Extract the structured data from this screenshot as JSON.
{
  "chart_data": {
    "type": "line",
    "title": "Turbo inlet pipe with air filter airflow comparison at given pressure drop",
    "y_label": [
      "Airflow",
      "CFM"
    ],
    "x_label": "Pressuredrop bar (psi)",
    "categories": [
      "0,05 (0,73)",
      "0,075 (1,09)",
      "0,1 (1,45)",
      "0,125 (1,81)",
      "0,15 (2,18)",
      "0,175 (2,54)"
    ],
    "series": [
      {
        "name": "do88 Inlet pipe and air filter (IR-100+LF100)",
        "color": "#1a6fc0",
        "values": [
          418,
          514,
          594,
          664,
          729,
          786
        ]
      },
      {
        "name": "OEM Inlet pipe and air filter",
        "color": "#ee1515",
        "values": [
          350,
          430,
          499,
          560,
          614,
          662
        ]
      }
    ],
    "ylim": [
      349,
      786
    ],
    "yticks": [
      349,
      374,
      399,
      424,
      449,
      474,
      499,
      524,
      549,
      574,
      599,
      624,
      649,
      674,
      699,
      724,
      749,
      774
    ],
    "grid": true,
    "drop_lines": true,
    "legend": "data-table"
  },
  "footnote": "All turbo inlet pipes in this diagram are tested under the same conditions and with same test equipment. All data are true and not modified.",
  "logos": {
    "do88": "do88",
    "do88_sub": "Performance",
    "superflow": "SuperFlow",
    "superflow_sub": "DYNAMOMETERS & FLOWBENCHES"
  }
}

•••••

**YOUR TASK:** Look above for lines with the word "true" and copy them all.

**WORKED ANSWER:**
    "grid": true,
    "drop_lines": true,
  "footnote": "All turbo inlet pipes in this diagram are tested under the same conditions and with same test equipment. All data are true and not modified.",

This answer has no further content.